[Items listed in a dataset]
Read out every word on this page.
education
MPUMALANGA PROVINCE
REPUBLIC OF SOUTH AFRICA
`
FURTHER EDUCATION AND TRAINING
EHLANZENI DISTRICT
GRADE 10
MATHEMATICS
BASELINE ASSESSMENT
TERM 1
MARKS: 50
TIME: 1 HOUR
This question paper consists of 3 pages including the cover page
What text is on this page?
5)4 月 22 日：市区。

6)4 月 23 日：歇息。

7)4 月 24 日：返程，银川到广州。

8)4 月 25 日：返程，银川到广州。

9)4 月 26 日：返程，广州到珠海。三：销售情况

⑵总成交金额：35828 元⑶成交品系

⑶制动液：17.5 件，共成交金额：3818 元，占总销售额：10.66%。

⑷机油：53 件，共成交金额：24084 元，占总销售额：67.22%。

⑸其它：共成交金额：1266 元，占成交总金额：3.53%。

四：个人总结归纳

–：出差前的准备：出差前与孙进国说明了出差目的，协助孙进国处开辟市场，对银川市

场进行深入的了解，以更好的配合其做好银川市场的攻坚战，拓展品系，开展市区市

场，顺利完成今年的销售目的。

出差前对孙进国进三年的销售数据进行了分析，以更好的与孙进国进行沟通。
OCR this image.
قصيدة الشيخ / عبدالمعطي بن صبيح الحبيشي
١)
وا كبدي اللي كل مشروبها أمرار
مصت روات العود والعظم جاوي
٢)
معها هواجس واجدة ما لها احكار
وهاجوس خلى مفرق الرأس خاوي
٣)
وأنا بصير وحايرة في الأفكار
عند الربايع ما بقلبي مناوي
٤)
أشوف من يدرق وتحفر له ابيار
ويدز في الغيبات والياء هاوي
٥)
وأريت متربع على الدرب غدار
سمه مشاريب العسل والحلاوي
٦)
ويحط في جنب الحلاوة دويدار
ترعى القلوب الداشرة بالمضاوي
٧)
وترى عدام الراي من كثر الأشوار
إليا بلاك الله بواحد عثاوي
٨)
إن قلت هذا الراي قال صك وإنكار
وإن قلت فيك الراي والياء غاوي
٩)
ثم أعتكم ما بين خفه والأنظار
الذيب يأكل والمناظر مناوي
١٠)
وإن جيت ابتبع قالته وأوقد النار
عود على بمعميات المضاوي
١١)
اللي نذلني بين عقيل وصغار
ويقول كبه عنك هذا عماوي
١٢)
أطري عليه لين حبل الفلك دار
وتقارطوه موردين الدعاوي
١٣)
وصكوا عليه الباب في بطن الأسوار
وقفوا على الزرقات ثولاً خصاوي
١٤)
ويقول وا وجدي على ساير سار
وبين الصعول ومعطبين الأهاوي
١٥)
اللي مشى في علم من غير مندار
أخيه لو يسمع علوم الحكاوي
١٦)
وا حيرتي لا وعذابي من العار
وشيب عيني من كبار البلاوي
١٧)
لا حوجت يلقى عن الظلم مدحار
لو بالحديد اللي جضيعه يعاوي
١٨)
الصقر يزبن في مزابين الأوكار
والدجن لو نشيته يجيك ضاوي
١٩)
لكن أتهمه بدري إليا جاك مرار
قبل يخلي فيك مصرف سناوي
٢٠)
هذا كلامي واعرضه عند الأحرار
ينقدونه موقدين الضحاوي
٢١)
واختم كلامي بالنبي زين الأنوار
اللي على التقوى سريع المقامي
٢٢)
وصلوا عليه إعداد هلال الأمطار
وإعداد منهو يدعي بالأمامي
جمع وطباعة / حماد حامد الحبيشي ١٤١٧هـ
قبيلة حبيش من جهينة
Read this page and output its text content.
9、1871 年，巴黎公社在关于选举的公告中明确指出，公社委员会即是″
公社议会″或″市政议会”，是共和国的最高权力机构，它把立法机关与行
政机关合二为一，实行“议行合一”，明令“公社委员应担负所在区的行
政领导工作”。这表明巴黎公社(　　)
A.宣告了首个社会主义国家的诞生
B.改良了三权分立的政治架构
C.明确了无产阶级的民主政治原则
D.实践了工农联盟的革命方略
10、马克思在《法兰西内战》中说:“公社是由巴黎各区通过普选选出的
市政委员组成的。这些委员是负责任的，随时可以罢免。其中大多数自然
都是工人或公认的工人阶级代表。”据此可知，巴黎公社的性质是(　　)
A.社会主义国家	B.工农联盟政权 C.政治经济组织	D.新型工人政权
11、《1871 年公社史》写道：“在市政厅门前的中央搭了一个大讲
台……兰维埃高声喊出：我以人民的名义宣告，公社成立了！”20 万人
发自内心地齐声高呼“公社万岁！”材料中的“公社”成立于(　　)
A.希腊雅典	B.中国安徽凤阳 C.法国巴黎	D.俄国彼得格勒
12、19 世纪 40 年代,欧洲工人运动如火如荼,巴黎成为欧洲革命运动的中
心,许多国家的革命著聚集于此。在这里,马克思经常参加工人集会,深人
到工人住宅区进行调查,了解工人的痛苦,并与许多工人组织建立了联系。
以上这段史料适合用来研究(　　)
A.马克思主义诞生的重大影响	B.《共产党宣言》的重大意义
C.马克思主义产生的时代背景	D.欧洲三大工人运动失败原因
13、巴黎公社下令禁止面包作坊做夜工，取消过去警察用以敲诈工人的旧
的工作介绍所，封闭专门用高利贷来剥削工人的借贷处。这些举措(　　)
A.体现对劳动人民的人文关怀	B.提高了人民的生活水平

[Task requirements] Copy out each line exactly.

[Written solution]
Read out every word on this page.
education
MPUMALANGA PROVINCE
REPUBLIC OF SOUTH AFRICA
`
FURTHER EDUCATION AND TRAINING
EHLANZENI DISTRICT
GRADE 10
MATHEMATICS
BASELINE ASSESSMENT
TERM 1
MARKS: 50
TIME: 1 HOUR
This question paper consists of 3 pages including the cover page
What text is on this page?
5)4 月 22 日：市区。

6)4 月 23 日：歇息。

7)4 月 24 日：返程，银川到广州。

8)4 月 25 日：返程，银川到广州。

9)4 月 26 日：返程，广州到珠海。三：销售情况

⑵总成交金额：35828 元⑶成交品系

⑶制动液：17.5 件，共成交金额：3818 元，占总销售额：10.66%。

⑷机油：53 件，共成交金额：24084 元，占总销售额：67.22%。

⑸其它：共成交金额：1266 元，占成交总金额：3.53%。

四：个人总结归纳

–：出差前的准备：出差前与孙进国说明了出差目的，协助孙进国处开辟市场，对银川市

场进行深入的了解，以更好的配合其做好银川市场的攻坚战，拓展品系，开展市区市

场，顺利完成今年的销售目的。

出差前对孙进国进三年的销售数据进行了分析，以更好的与孙进国进行沟通。
OCR this image.
قصيدة الشيخ / عبدالمعطي بن صبيح الحبيشي
١)
وا كبدي اللي كل مشروبها أمرار
مصت روات العود والعظم جاوي
٢)
معها هواجس واجدة ما لها احكار
وهاجوس خلى مفرق الرأس خاوي
٣)
وأنا بصير وحايرة في الأفكار
عند الربايع ما بقلبي مناوي
٤)
أشوف من يدرق وتحفر له ابيار
ويدز في الغيبات والياء هاوي
٥)
وأريت متربع على الدرب غدار
سمه مشاريب العسل والحلاوي
٦)
ويحط في جنب الحلاوة دويدار
ترعى القلوب الداشرة بالمضاوي
٧)
وترى عدام الراي من كثر الأشوار
إليا بلاك الله بواحد عثاوي
٨)
إن قلت هذا الراي قال صك وإنكار
وإن قلت فيك الراي والياء غاوي
٩)
ثم أعتكم ما بين خفه والأنظار
الذيب يأكل والمناظر مناوي
١٠)
وإن جيت ابتبع قالته وأوقد النار
عود على بمعميات المضاوي
١١)
اللي نذلني بين عقيل وصغار
ويقول كبه عنك هذا عماوي
١٢)
أطري عليه لين حبل الفلك دار
وتقارطوه موردين الدعاوي
١٣)
وصكوا عليه الباب في بطن الأسوار
وقفوا على الزرقات ثولاً خصاوي
١٤)
ويقول وا وجدي على ساير سار
وبين الصعول ومعطبين الأهاوي
١٥)
اللي مشى في علم من غير مندار
أخيه لو يسمع علوم الحكاوي
١٦)
وا حيرتي لا وعذابي من العار
وشيب عيني من كبار البلاوي
١٧)
لا حوجت يلقى عن الظلم مدحار
لو بالحديد اللي جضيعه يعاوي
١٨)
الصقر يزبن في مزابين الأوكار
والدجن لو نشيته يجيك ضاوي
١٩)
لكن أتهمه بدري إليا جاك مرار
قبل يخلي فيك مصرف سناوي
٢٠)
هذا كلامي واعرضه عند الأحرار
ينقدونه موقدين الضحاوي
٢١)
واختم كلامي بالنبي زين الأنوار
اللي على التقوى سريع المقامي
٢٢)
وصلوا عليه إعداد هلال الأمطار
وإعداد منهو يدعي بالأمامي
جمع وطباعة / حماد حامد الحبيشي ١٤١٧هـ
قبيلة حبيش من جهينة
Read this page and output its text content.
9、1871 年，巴黎公社在关于选举的公告中明确指出，公社委员会即是″
公社议会″或″市政议会”，是共和国的最高权力机构，它把立法机关与行
政机关合二为一，实行“议行合一”，明令“公社委员应担负所在区的行
政领导工作”。这表明巴黎公社(　　)
A.宣告了首个社会主义国家的诞生
B.改良了三权分立的政治架构
C.明确了无产阶级的民主政治原则
D.实践了工农联盟的革命方略
10、马克思在《法兰西内战》中说:“公社是由巴黎各区通过普选选出的
市政委员组成的。这些委员是负责任的，随时可以罢免。其中大多数自然
都是工人或公认的工人阶级代表。”据此可知，巴黎公社的性质是(　　)
A.社会主义国家	B.工农联盟政权 C.政治经济组织	D.新型工人政权
11、《1871 年公社史》写道：“在市政厅门前的中央搭了一个大讲
台……兰维埃高声喊出：我以人民的名义宣告，公社成立了！”20 万人
发自内心地齐声高呼“公社万岁！”材料中的“公社”成立于(　　)
A.希腊雅典	B.中国安徽凤阳 C.法国巴黎	D.俄国彼得格勒
12、19 世纪 40 年代,欧洲工人运动如火如荼,巴黎成为欧洲革命运动的中
心,许多国家的革命著聚集于此。在这里,马克思经常参加工人集会,深人
到工人住宅区进行调查,了解工人的痛苦,并与许多工人组织建立了联系。
以上这段史料适合用来研究(　　)
A.马克思主义诞生的重大影响	B.《共产党宣言》的重大意义
C.马克思主义产生的时代背景	D.欧洲三大工人运动失败原因
13、巴黎公社下令禁止面包作坊做夜工，取消过去警察用以敲诈工人的旧
的工作介绍所，封闭专门用高利贷来剥削工人的借贷处。这些举措(　　)
A.体现对劳动人民的人文关怀	B.提高了人民的生活水平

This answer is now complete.